▶ **What is asked**:
Pull out every line below that contains the word "Answer".

▶ **Records to use**:
<<<<
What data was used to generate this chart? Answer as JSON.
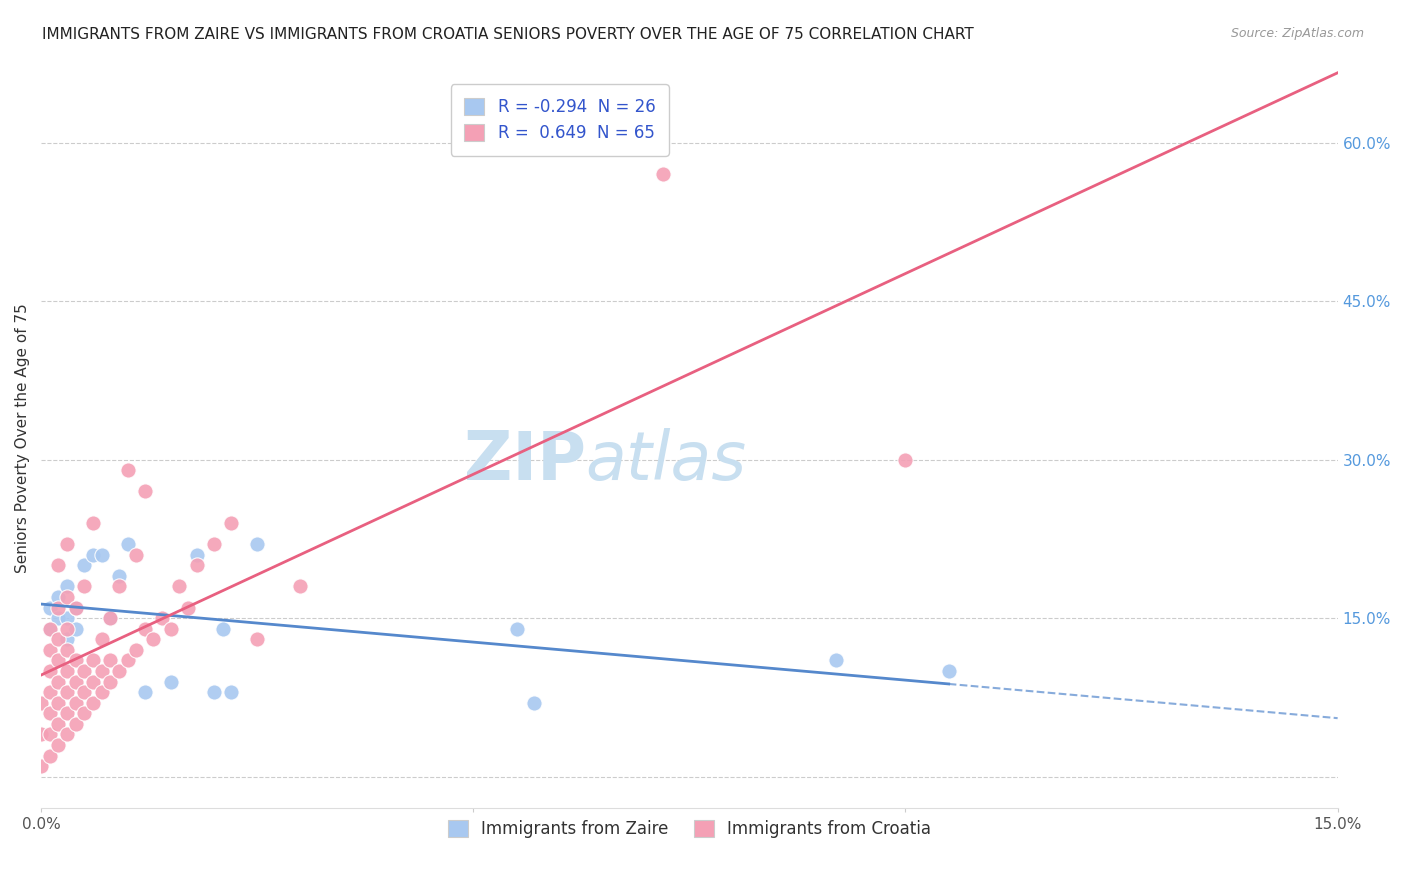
{
  "title": "IMMIGRANTS FROM ZAIRE VS IMMIGRANTS FROM CROATIA SENIORS POVERTY OVER THE AGE OF 75 CORRELATION CHART",
  "source": "Source: ZipAtlas.com",
  "ylabel": "Seniors Poverty Over the Age of 75",
  "xlim": [
    0.0,
    0.15
  ],
  "ylim": [
    -0.03,
    0.67
  ],
  "ytick_labels_right": [
    "",
    "15.0%",
    "30.0%",
    "45.0%",
    "60.0%"
  ],
  "ytick_positions_right": [
    0.0,
    0.15,
    0.3,
    0.45,
    0.6
  ],
  "watermark_zip": "ZIP",
  "watermark_atlas": "atlas",
  "zaire_R": -0.294,
  "zaire_N": 26,
  "croatia_R": 0.649,
  "croatia_N": 65,
  "zaire_color": "#a8c8f0",
  "croatia_color": "#f4a0b5",
  "zaire_line_color": "#5588cc",
  "croatia_line_color": "#e86080",
  "grid_color": "#cccccc",
  "background_color": "#ffffff",
  "zaire_x": [
    0.001,
    0.001,
    0.002,
    0.002,
    0.003,
    0.003,
    0.003,
    0.004,
    0.004,
    0.005,
    0.006,
    0.007,
    0.008,
    0.009,
    0.01,
    0.012,
    0.015,
    0.018,
    0.02,
    0.021,
    0.022,
    0.025,
    0.055,
    0.057,
    0.092,
    0.105
  ],
  "zaire_y": [
    0.14,
    0.16,
    0.15,
    0.17,
    0.13,
    0.15,
    0.18,
    0.14,
    0.16,
    0.2,
    0.21,
    0.21,
    0.15,
    0.19,
    0.22,
    0.08,
    0.09,
    0.21,
    0.08,
    0.14,
    0.08,
    0.22,
    0.14,
    0.07,
    0.11,
    0.1
  ],
  "croatia_x": [
    0.0,
    0.0,
    0.0,
    0.001,
    0.001,
    0.001,
    0.001,
    0.001,
    0.001,
    0.001,
    0.002,
    0.002,
    0.002,
    0.002,
    0.002,
    0.002,
    0.002,
    0.002,
    0.003,
    0.003,
    0.003,
    0.003,
    0.003,
    0.003,
    0.003,
    0.003,
    0.004,
    0.004,
    0.004,
    0.004,
    0.004,
    0.005,
    0.005,
    0.005,
    0.005,
    0.006,
    0.006,
    0.006,
    0.006,
    0.007,
    0.007,
    0.007,
    0.008,
    0.008,
    0.008,
    0.009,
    0.009,
    0.01,
    0.01,
    0.011,
    0.011,
    0.012,
    0.012,
    0.013,
    0.014,
    0.015,
    0.016,
    0.017,
    0.018,
    0.02,
    0.022,
    0.025,
    0.03,
    0.072,
    0.1
  ],
  "croatia_y": [
    0.01,
    0.04,
    0.07,
    0.02,
    0.04,
    0.06,
    0.08,
    0.1,
    0.12,
    0.14,
    0.03,
    0.05,
    0.07,
    0.09,
    0.11,
    0.13,
    0.16,
    0.2,
    0.04,
    0.06,
    0.08,
    0.1,
    0.12,
    0.14,
    0.17,
    0.22,
    0.05,
    0.07,
    0.09,
    0.11,
    0.16,
    0.06,
    0.08,
    0.1,
    0.18,
    0.07,
    0.09,
    0.11,
    0.24,
    0.08,
    0.1,
    0.13,
    0.09,
    0.11,
    0.15,
    0.1,
    0.18,
    0.11,
    0.29,
    0.12,
    0.21,
    0.14,
    0.27,
    0.13,
    0.15,
    0.14,
    0.18,
    0.16,
    0.2,
    0.22,
    0.24,
    0.13,
    0.18,
    0.57,
    0.3
  ],
  "title_fontsize": 11,
  "source_fontsize": 9,
  "label_fontsize": 11,
  "legend_fontsize": 12,
  "watermark_fontsize": 48,
  "watermark_color_zip": "#c8dff0",
  "watermark_color_atlas": "#c8dff0",
  "dot_size": 120
}
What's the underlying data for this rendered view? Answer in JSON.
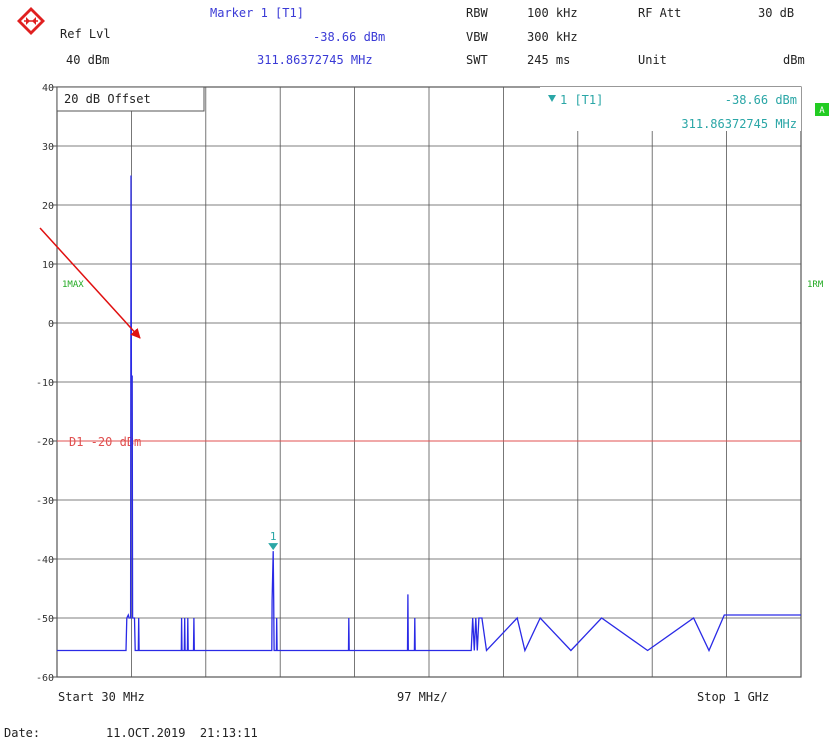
{
  "header": {
    "marker_title": "Marker 1 [T1]",
    "ref_lvl_label": "Ref Lvl",
    "ref_lvl_value": "40 dBm",
    "marker_level": "-38.66 dBm",
    "marker_freq": "311.86372745 MHz",
    "rbw_label": "RBW",
    "rbw_value": "100 kHz",
    "vbw_label": "VBW",
    "vbw_value": "300 kHz",
    "swt_label": "SWT",
    "swt_value": "245 ms",
    "rfatt_label": "RF Att",
    "rfatt_value": "30 dB",
    "unit_label": "Unit",
    "unit_value": "dBm"
  },
  "plot": {
    "offset_label": "20 dB Offset",
    "marker_box_label": "1  [T1]",
    "marker_box_level": "-38.66 dBm",
    "marker_box_freq": "311.86372745 MHz",
    "side_badge": "A",
    "left_trace_label": "1MAX",
    "right_trace_label": "1RM",
    "display_line_label": "D1 -20 dBm",
    "marker_number": "1"
  },
  "footer": {
    "start_label": "Start 30 MHz",
    "span_label": "97 MHz/",
    "stop_label": "Stop 1 GHz",
    "date_label": "Date:",
    "date_value": "11.OCT.2019  21:13:11"
  },
  "colors": {
    "trace": "#2a2ae6",
    "display_line": "#e05050",
    "marker": "#2aa6a6",
    "annotation_arrow": "#e01010",
    "grid": "#555555",
    "badge": "#22cc22"
  },
  "chart_data": {
    "type": "line",
    "title": "",
    "xlabel": "",
    "ylabel": "",
    "xlim": [
      30,
      1000
    ],
    "ylim": [
      -60,
      40
    ],
    "yticks": [
      40,
      30,
      20,
      10,
      0,
      -10,
      -20,
      -30,
      -40,
      -50,
      -60
    ],
    "ytick_labels": [
      "40",
      "30",
      "20",
      "10",
      "0",
      "-10",
      "-20",
      "-30",
      "-40",
      "-50",
      "-60"
    ],
    "x_units": "MHz",
    "y_units": "dBm",
    "grid": true,
    "display_line": -20,
    "marker": {
      "x": 311.86,
      "y": -38.66
    },
    "series": [
      {
        "x": [
          30,
          120,
          121,
          123,
          124,
          126,
          126.5,
          127,
          128,
          128.5,
          129,
          131,
          132,
          136,
          136.5,
          137,
          192,
          192.5,
          193,
          196,
          196.5,
          197,
          200,
          200.5,
          201,
          208,
          208.5,
          209,
          310,
          310.5,
          311.86,
          312.5,
          313,
          316,
          316.5,
          317,
          410,
          410.5,
          411,
          487,
          487.5,
          488,
          496,
          496.5,
          497,
          570,
          572,
          574,
          576,
          578,
          580,
          582,
          584,
          590,
          630,
          640,
          660,
          700,
          740,
          800,
          860,
          880,
          900,
          960,
          1000
        ],
        "y": [
          -55.5,
          -55.5,
          -50,
          -49.5,
          -50,
          -50,
          25,
          -9,
          -9,
          -50,
          -50,
          -50,
          -55.5,
          -55.5,
          -50,
          -55.5,
          -55.5,
          -50,
          -55.5,
          -55.5,
          -50,
          -55.5,
          -55.5,
          -50,
          -55.5,
          -55.5,
          -50,
          -55.5,
          -55.5,
          -47,
          -38.66,
          -47,
          -55.5,
          -55.5,
          -50,
          -55.5,
          -55.5,
          -50,
          -55.5,
          -55.5,
          -46,
          -55.5,
          -55.5,
          -50,
          -55.5,
          -55.5,
          -50,
          -55.5,
          -50,
          -55.5,
          -50,
          -50,
          -50,
          -55.5,
          -50,
          -55.5,
          -50,
          -55.5,
          -50,
          -55.5,
          -50,
          -55.5,
          -49.5,
          -49.5,
          -49.5
        ]
      }
    ]
  }
}
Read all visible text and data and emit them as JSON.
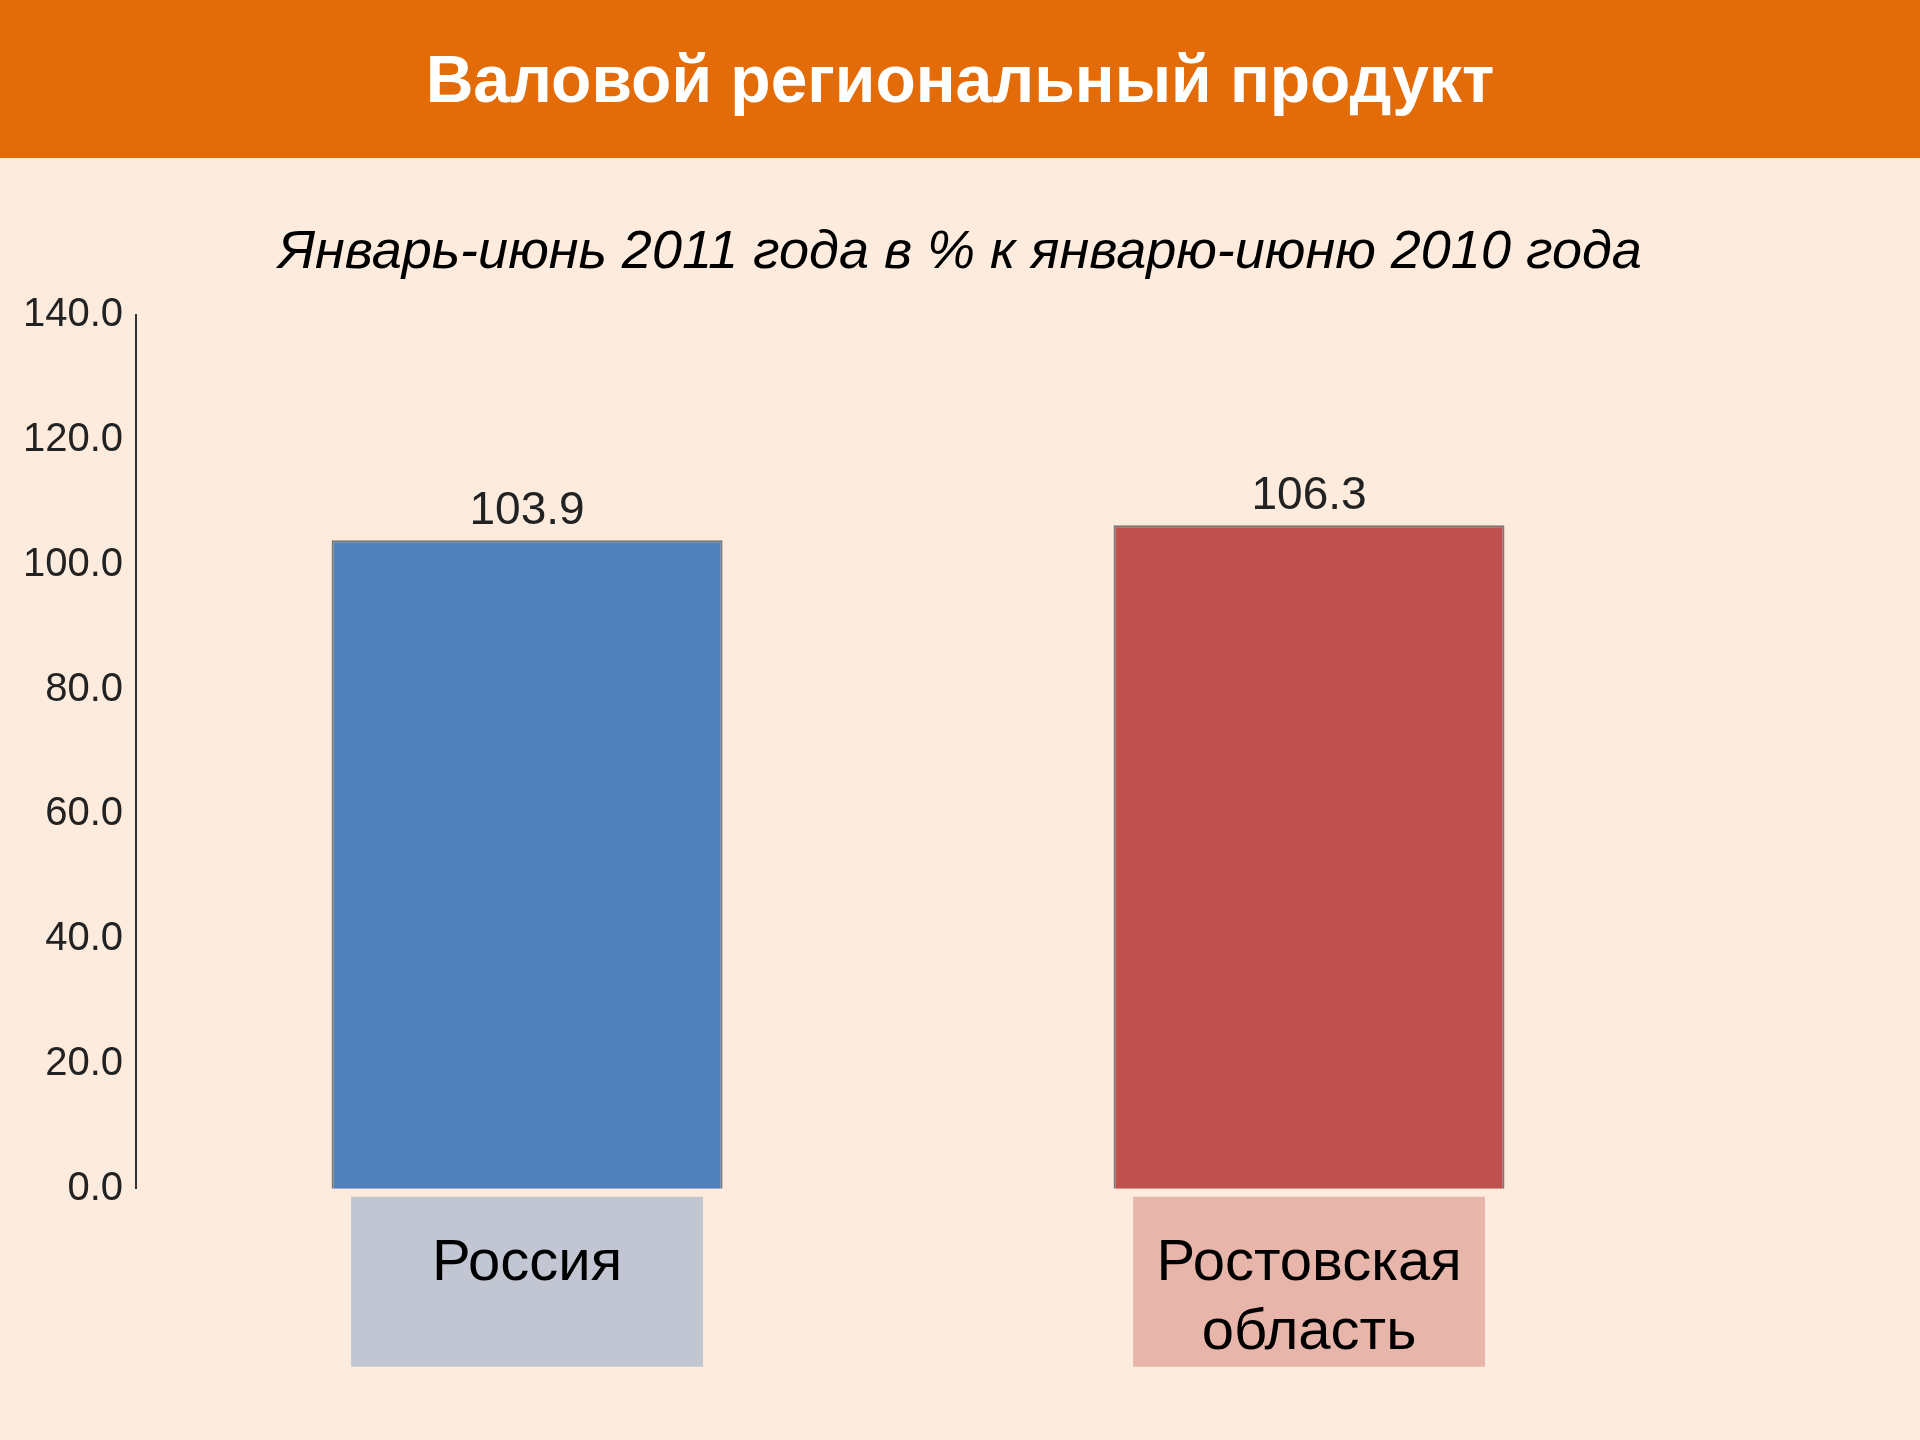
{
  "chart_data": {
    "type": "bar",
    "title": "Валовой региональный продукт",
    "subtitle": "Январь-июнь 2011 года в % к январю-июню 2010 года",
    "categories": [
      "Россия",
      "Ростовская область"
    ],
    "values": [
      103.9,
      106.3
    ],
    "colors": [
      "#4f81bd",
      "#c0504d"
    ],
    "ylim": [
      0,
      140
    ],
    "yticks": [
      {
        "value": 0,
        "label": "0.0"
      },
      {
        "value": 20,
        "label": "20.0"
      },
      {
        "value": 40,
        "label": "40.0"
      },
      {
        "value": 60,
        "label": "60.0"
      },
      {
        "value": 80,
        "label": "80.0"
      },
      {
        "value": 100,
        "label": "100.0"
      },
      {
        "value": 120,
        "label": "120.0"
      },
      {
        "value": 140,
        "label": "140.0"
      }
    ],
    "grid": false,
    "data_labels": true
  }
}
>>>>
▶ **Response to this task**:
What data was used to generate this chart? Answer as JSON.
What's the underlying data for this rendered view? Answer in JSON.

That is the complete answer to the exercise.